Provided passage:
****************

This discussion is descending into tautology.

I morally object to Lockheed being involved in our great country's census, yes? So IF I still resided in the UK I would boycott it, yes? This is not the deluded rambling of a conspiracy theorist as that Hatti type implied and was backed up sycophantically by others. (MN is often like this. A thread will take on a mono opinion which must be defended and all the naysayers vanish.)

I do not trust a multinational like them to not use the data they collate for ulterior motives. Just as I didn't/don't trust the Lockheed coopted interrogators to not use torture in Iraq and Guantanamo.

Now I'm gonna stop as they're prob reading our exchange and will be round to my house to rendition me! (THAT IS A JOKE I add for the benefit of certain posers who confuse snidiness as humour. Hello, Hatti!)

glasnost · 28/02/2011 11:27

POSTERS I meant tee hee

TheCoalitionNeedsYou · 28/02/2011 11:48

glasnost - saying you don't like Lockheed is fine. Protesting by refusing to participate in the census is fine, but it IS Civil Disobedience rather that a consumer boycott as you are refusing to do something that legislation says you have to do. So the consequences are correspondingly harsher.

What I don't think is valid is trying to claim that Lockheed's participation in this process poses a threat when you can't/won't define what the threat is/why this is the best/easiest way to acheive this.

So - "I don't like them" - fine.

"They are up to no good because I disagree with some of the other things they do" - not fine.

****************

Supplied data:
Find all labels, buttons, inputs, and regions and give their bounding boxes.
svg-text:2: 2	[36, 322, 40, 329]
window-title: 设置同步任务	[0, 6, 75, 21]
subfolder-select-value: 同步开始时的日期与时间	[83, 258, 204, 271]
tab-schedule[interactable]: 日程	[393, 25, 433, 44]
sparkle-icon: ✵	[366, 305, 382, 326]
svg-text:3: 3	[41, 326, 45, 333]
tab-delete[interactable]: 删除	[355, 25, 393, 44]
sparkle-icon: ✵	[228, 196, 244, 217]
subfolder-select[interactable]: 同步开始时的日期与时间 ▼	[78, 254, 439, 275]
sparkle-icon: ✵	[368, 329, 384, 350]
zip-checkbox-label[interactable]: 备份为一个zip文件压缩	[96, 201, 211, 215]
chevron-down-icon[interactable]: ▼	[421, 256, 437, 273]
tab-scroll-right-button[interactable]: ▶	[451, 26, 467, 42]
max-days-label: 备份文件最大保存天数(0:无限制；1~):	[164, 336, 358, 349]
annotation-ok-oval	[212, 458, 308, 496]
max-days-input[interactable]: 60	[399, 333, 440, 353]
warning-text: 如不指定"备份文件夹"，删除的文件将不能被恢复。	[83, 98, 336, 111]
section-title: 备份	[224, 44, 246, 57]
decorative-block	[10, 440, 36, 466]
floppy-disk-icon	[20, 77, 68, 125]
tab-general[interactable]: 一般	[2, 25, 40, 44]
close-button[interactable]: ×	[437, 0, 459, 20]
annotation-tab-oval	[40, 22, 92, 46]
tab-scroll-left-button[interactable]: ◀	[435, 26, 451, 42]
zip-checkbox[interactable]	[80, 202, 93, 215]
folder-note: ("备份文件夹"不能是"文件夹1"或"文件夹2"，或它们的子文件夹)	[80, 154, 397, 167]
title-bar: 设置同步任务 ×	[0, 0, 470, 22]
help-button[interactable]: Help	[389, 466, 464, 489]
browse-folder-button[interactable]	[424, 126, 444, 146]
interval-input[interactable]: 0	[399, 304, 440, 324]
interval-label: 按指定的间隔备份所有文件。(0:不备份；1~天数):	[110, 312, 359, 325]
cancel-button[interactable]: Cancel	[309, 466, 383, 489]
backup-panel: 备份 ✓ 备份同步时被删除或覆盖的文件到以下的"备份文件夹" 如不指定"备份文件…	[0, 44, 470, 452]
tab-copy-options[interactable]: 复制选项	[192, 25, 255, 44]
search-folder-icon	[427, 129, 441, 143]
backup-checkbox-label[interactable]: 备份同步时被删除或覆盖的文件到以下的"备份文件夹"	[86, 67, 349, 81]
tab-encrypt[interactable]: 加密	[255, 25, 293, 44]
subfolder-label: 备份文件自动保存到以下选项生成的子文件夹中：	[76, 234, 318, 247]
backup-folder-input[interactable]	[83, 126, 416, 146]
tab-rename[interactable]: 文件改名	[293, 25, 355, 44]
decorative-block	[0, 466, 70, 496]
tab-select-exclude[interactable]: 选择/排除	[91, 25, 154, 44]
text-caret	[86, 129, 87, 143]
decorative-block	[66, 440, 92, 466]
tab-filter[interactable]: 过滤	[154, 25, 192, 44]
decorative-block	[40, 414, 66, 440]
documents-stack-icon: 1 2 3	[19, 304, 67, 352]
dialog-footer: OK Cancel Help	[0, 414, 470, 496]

****************

Tasks to perform:
- 1) From the forum discussion about Lockheed and the census, please list every country or place that is named.
- 2) Decide whether each statement agrees with the forum discussion about Lockheed and the census. Answer yes or no, and quote the deciding words.
(a) TheCoalitionNeedsYou calls refusing to take part in the census a consumer boycott.
(b) glasnost currently lives in the UK.
(c) glasnost says the remark about being rendered is a joke.

Solutions to each task:
- 1) UK, Iraq, Guantanamo

- 2)
(a) No: "it IS Civil Disobedience rather that a consumer boycott"
(b) No: "So IF I still resided in the UK I would boycott it"
(c) Yes: "THAT IS A JOKE"